GIVEN RECORDS:
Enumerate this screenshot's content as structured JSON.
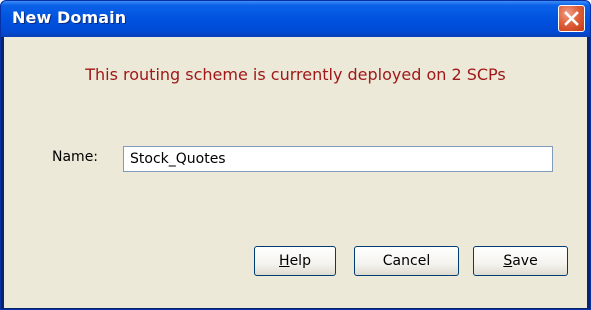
{
  "window": {
    "title": "New Domain"
  },
  "message": "This routing scheme is currently deployed on 2 SCPs",
  "form": {
    "name_label": "Name:",
    "name_value": "Stock_Quotes"
  },
  "buttons": {
    "help": {
      "mnemonic": "H",
      "rest": "elp"
    },
    "cancel": "Cancel",
    "save": {
      "mnemonic": "S",
      "rest": "ave"
    }
  },
  "icons": {
    "close": "close-icon"
  },
  "colors": {
    "title_bar": "#0052df",
    "message_text": "#a01818",
    "dialog_background": "#ece9d8",
    "close_button": "#e0603c"
  }
}
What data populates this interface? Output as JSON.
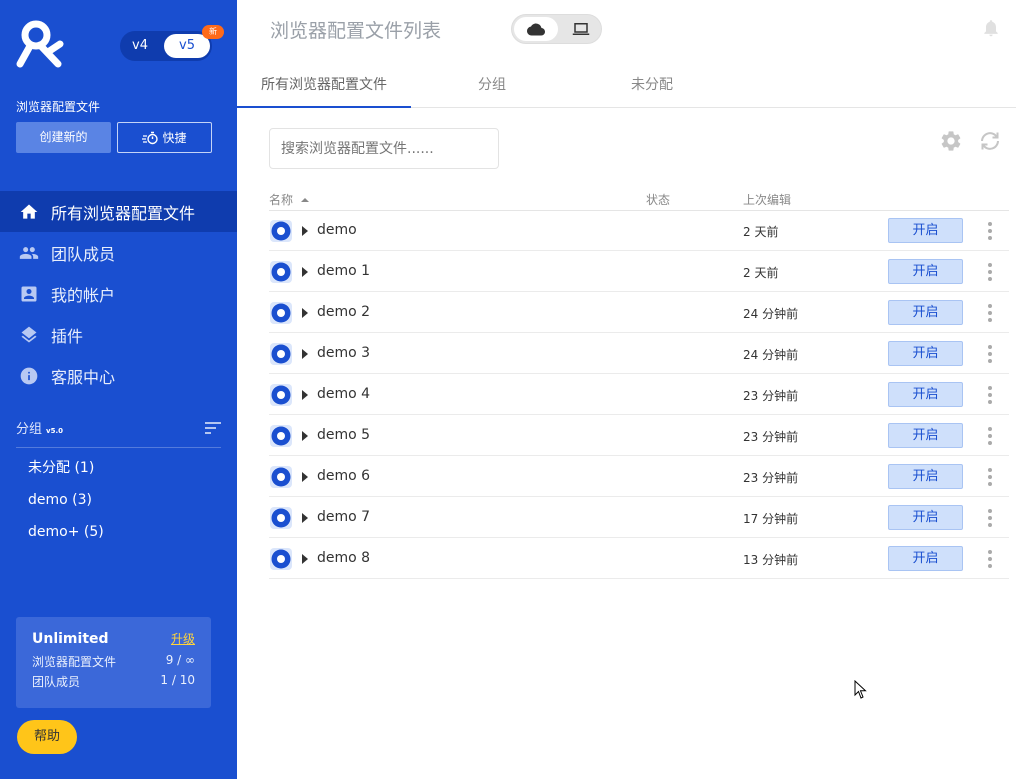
{
  "sidebar": {
    "version_toggle": {
      "v4": "v4",
      "v5": "v5",
      "badge": "新"
    },
    "section_label": "浏览器配置文件",
    "create_button": "创建新的",
    "quick_button": "快捷",
    "nav": [
      {
        "label": "所有浏览器配置文件",
        "icon": "home-icon",
        "active": true
      },
      {
        "label": "团队成员",
        "icon": "people-icon",
        "active": false
      },
      {
        "label": "我的帐户",
        "icon": "account-icon",
        "active": false
      },
      {
        "label": "插件",
        "icon": "layers-icon",
        "active": false
      },
      {
        "label": "客服中心",
        "icon": "info-icon",
        "active": false
      }
    ],
    "groups": {
      "title": "分组",
      "version": "v5.0",
      "items": [
        "未分配 (1)",
        "demo (3)",
        "demo+ (5)"
      ]
    },
    "plan": {
      "name": "Unlimited",
      "upgrade": "升级",
      "rows": [
        {
          "label": "浏览器配置文件",
          "value": "9 / ∞"
        },
        {
          "label": "团队成员",
          "value": "1 / 10"
        }
      ]
    },
    "help_button": "帮助"
  },
  "header": {
    "title": "浏览器配置文件列表"
  },
  "tabs": [
    "所有浏览器配置文件",
    "分组",
    "未分配"
  ],
  "search": {
    "placeholder": "搜索浏览器配置文件......"
  },
  "table": {
    "columns": {
      "name": "名称",
      "status": "状态",
      "last_edit": "上次编辑"
    },
    "open_label": "开启",
    "rows": [
      {
        "name": "demo",
        "last_edit": "2 天前"
      },
      {
        "name": "demo 1",
        "last_edit": "2 天前"
      },
      {
        "name": "demo 2",
        "last_edit": "24 分钟前"
      },
      {
        "name": "demo 3",
        "last_edit": "24 分钟前"
      },
      {
        "name": "demo 4",
        "last_edit": "23 分钟前"
      },
      {
        "name": "demo 5",
        "last_edit": "23 分钟前"
      },
      {
        "name": "demo 6",
        "last_edit": "23 分钟前"
      },
      {
        "name": "demo 7",
        "last_edit": "17 分钟前"
      },
      {
        "name": "demo 8",
        "last_edit": "13 分钟前"
      }
    ]
  },
  "colors": {
    "sidebar_bg": "#1a4fd0",
    "sidebar_active": "#0f3cae",
    "accent_yellow": "#ffc519",
    "open_button_bg": "#cfe0fb"
  }
}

TASK DIRECTIONS:
Transcribe the entries above verbatim, omitting their pictures.

EXERCISE OUTPUT:
Enumerate this screenshot's content as structured JSON.
{
  "window": {
    "title": "New Domain"
  },
  "message": "This routing scheme is currently deployed on 2 SCPs",
  "form": {
    "name_label": "Name:",
    "name_value": "Stock_Quotes"
  },
  "buttons": {
    "help": {
      "mnemonic": "H",
      "rest": "elp"
    },
    "cancel": "Cancel",
    "save": {
      "mnemonic": "S",
      "rest": "ave"
    }
  },
  "icons": {
    "close": "close-icon"
  },
  "colors": {
    "title_bar": "#0052df",
    "message_text": "#a01818",
    "dialog_background": "#ece9d8",
    "close_button": "#e0603c"
  }
}
What data populates this interface? Output as JSON.
{
  "sidebar": {
    "version_toggle": {
      "v4": "v4",
      "v5": "v5",
      "badge": "新"
    },
    "section_label": "浏览器配置文件",
    "create_button": "创建新的",
    "quick_button": "快捷",
    "nav": [
      {
        "label": "所有浏览器配置文件",
        "icon": "home-icon",
        "active": true
      },
      {
        "label": "团队成员",
        "icon": "people-icon",
        "active": false
      },
      {
        "label": "我的帐户",
        "icon": "account-icon",
        "active": false
      },
      {
        "label": "插件",
        "icon": "layers-icon",
        "active": false
      },
      {
        "label": "客服中心",
        "icon": "info-icon",
        "active": false
      }
    ],
    "groups": {
      "title": "分组",
      "version": "v5.0",
      "items": [
        "未分配 (1)",
        "demo (3)",
        "demo+ (5)"
      ]
    },
    "plan": {
      "name": "Unlimited",
      "upgrade": "升级",
      "rows": [
        {
          "label": "浏览器配置文件",
          "value": "9 / ∞"
        },
        {
          "label": "团队成员",
          "value": "1 / 10"
        }
      ]
    },
    "help_button": "帮助"
  },
  "header": {
    "title": "浏览器配置文件列表"
  },
  "tabs": [
    "所有浏览器配置文件",
    "分组",
    "未分配"
  ],
  "search": {
    "placeholder": "搜索浏览器配置文件......"
  },
  "table": {
    "columns": {
      "name": "名称",
      "status": "状态",
      "last_edit": "上次编辑"
    },
    "open_label": "开启",
    "rows": [
      {
        "name": "demo",
        "last_edit": "2 天前"
      },
      {
        "name": "demo 1",
        "last_edit": "2 天前"
      },
      {
        "name": "demo 2",
        "last_edit": "24 分钟前"
      },
      {
        "name": "demo 3",
        "last_edit": "24 分钟前"
      },
      {
        "name": "demo 4",
        "last_edit": "23 分钟前"
      },
      {
        "name": "demo 5",
        "last_edit": "23 分钟前"
      },
      {
        "name": "demo 6",
        "last_edit": "23 分钟前"
      },
      {
        "name": "demo 7",
        "last_edit": "17 分钟前"
      },
      {
        "name": "demo 8",
        "last_edit": "13 分钟前"
      }
    ]
  },
  "colors": {
    "sidebar_bg": "#1a4fd0",
    "sidebar_active": "#0f3cae",
    "accent_yellow": "#ffc519",
    "open_button_bg": "#cfe0fb"
  }
}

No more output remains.